=== TASK DESCRIPTION ===
Copy each line exactly. Leave nothing out.

BEGIN RAW DATA

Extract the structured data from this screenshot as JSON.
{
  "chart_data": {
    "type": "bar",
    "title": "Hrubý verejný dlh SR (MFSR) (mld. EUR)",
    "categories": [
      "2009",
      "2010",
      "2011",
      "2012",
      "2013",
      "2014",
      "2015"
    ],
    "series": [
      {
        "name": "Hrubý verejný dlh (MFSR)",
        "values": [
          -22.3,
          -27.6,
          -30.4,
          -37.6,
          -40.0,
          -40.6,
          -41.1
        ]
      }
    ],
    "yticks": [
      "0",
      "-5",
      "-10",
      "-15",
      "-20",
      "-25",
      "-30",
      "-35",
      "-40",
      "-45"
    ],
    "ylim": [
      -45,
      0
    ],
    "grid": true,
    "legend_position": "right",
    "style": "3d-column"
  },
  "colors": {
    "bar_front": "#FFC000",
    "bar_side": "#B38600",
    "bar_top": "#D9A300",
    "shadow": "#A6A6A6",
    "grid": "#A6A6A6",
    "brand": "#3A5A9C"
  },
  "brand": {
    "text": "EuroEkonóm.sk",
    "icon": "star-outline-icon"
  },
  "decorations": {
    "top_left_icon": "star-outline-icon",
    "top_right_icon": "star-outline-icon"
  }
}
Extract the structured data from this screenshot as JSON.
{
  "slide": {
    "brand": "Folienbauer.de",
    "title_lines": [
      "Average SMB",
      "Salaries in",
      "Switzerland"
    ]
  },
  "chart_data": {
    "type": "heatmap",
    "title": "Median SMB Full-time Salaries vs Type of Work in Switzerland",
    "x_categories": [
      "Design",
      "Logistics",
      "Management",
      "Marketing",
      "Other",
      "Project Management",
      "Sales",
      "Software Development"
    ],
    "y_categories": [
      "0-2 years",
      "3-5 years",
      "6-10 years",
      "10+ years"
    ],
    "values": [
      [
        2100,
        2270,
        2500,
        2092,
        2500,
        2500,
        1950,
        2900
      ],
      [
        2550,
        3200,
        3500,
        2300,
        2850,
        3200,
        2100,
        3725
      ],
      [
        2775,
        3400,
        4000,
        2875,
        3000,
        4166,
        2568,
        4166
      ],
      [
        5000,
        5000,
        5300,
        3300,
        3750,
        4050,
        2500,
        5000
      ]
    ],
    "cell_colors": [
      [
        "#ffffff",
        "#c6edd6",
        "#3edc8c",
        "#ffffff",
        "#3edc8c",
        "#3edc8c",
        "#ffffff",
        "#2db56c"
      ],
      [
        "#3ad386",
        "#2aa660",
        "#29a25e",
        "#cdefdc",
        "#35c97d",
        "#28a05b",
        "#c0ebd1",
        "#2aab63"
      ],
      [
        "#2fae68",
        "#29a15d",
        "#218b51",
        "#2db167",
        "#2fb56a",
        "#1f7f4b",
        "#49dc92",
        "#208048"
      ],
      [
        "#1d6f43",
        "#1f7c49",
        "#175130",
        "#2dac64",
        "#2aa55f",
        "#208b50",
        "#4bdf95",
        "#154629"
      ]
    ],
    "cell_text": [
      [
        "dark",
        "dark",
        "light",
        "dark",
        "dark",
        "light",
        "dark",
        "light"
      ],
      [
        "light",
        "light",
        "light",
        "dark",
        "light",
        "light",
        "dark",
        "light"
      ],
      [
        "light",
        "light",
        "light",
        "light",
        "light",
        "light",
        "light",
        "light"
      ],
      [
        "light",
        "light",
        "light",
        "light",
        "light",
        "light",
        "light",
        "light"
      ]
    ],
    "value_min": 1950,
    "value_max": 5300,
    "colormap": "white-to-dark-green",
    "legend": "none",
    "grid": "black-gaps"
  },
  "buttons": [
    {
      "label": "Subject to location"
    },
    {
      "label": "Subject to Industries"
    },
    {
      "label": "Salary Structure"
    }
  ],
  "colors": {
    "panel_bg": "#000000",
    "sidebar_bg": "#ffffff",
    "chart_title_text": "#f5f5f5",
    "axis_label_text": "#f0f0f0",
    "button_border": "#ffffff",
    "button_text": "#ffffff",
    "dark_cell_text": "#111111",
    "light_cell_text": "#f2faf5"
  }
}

END RAW DATA

=== REPLY ===
Extract the structured data from this screenshot as JSON.
{
  "chart_data": {
    "type": "bar",
    "title": "Hrubý verejný dlh SR (MFSR) (mld. EUR)",
    "categories": [
      "2009",
      "2010",
      "2011",
      "2012",
      "2013",
      "2014",
      "2015"
    ],
    "series": [
      {
        "name": "Hrubý verejný dlh (MFSR)",
        "values": [
          -22.3,
          -27.6,
          -30.4,
          -37.6,
          -40.0,
          -40.6,
          -41.1
        ]
      }
    ],
    "yticks": [
      "0",
      "-5",
      "-10",
      "-15",
      "-20",
      "-25",
      "-30",
      "-35",
      "-40",
      "-45"
    ],
    "ylim": [
      -45,
      0
    ],
    "grid": true,
    "legend_position": "right",
    "style": "3d-column"
  },
  "colors": {
    "bar_front": "#FFC000",
    "bar_side": "#B38600",
    "bar_top": "#D9A300",
    "shadow": "#A6A6A6",
    "grid": "#A6A6A6",
    "brand": "#3A5A9C"
  },
  "brand": {
    "text": "EuroEkonóm.sk",
    "icon": "star-outline-icon"
  },
  "decorations": {
    "top_left_icon": "star-outline-icon",
    "top_right_icon": "star-outline-icon"
  }
}
Extract the structured data from this screenshot as JSON.
{
  "slide": {
    "brand": "Folienbauer.de",
    "title_lines": [
      "Average SMB",
      "Salaries in",
      "Switzerland"
    ]
  },
  "chart_data": {
    "type": "heatmap",
    "title": "Median SMB Full-time Salaries vs Type of Work in Switzerland",
    "x_categories": [
      "Design",
      "Logistics",
      "Management",
      "Marketing",
      "Other",
      "Project Management",
      "Sales",
      "Software Development"
    ],
    "y_categories": [
      "0-2 years",
      "3-5 years",
      "6-10 years",
      "10+ years"
    ],
    "values": [
      [
        2100,
        2270,
        2500,
        2092,
        2500,
        2500,
        1950,
        2900
      ],
      [
        2550,
        3200,
        3500,
        2300,
        2850,
        3200,
        2100,
        3725
      ],
      [
        2775,
        3400,
        4000,
        2875,
        3000,
        4166,
        2568,
        4166
      ],
      [
        5000,
        5000,
        5300,
        3300,
        3750,
        4050,
        2500,
        5000
      ]
    ],
    "cell_colors": [
      [
        "#ffffff",
        "#c6edd6",
        "#3edc8c",
        "#ffffff",
        "#3edc8c",
        "#3edc8c",
        "#ffffff",
        "#2db56c"
      ],
      [
        "#3ad386",
        "#2aa660",
        "#29a25e",
        "#cdefdc",
        "#35c97d",
        "#28a05b",
        "#c0ebd1",
        "#2aab63"
      ],
      [
        "#2fae68",
        "#29a15d",
        "#218b51",
        "#2db167",
        "#2fb56a",
        "#1f7f4b",
        "#49dc92",
        "#208048"
      ],
      [
        "#1d6f43",
        "#1f7c49",
        "#175130",
        "#2dac64",
        "#2aa55f",
        "#208b50",
        "#4bdf95",
        "#154629"
      ]
    ],
    "cell_text": [
      [
        "dark",
        "dark",
        "light",
        "dark",
        "dark",
        "light",
        "dark",
        "light"
      ],
      [
        "light",
        "light",
        "light",
        "dark",
        "light",
        "light",
        "dark",
        "light"
      ],
      [
        "light",
        "light",
        "light",
        "light",
        "light",
        "light",
        "light",
        "light"
      ],
      [
        "light",
        "light",
        "light",
        "light",
        "light",
        "light",
        "light",
        "light"
      ]
    ],
    "value_min": 1950,
    "value_max": 5300,
    "colormap": "white-to-dark-green",
    "legend": "none",
    "grid": "black-gaps"
  },
  "buttons": [
    {
      "label": "Subject to location"
    },
    {
      "label": "Subject to Industries"
    },
    {
      "label": "Salary Structure"
    }
  ],
  "colors": {
    "panel_bg": "#000000",
    "sidebar_bg": "#ffffff",
    "chart_title_text": "#f5f5f5",
    "axis_label_text": "#f0f0f0",
    "button_border": "#ffffff",
    "button_text": "#ffffff",
    "dark_cell_text": "#111111",
    "light_cell_text": "#f2faf5"
  }
}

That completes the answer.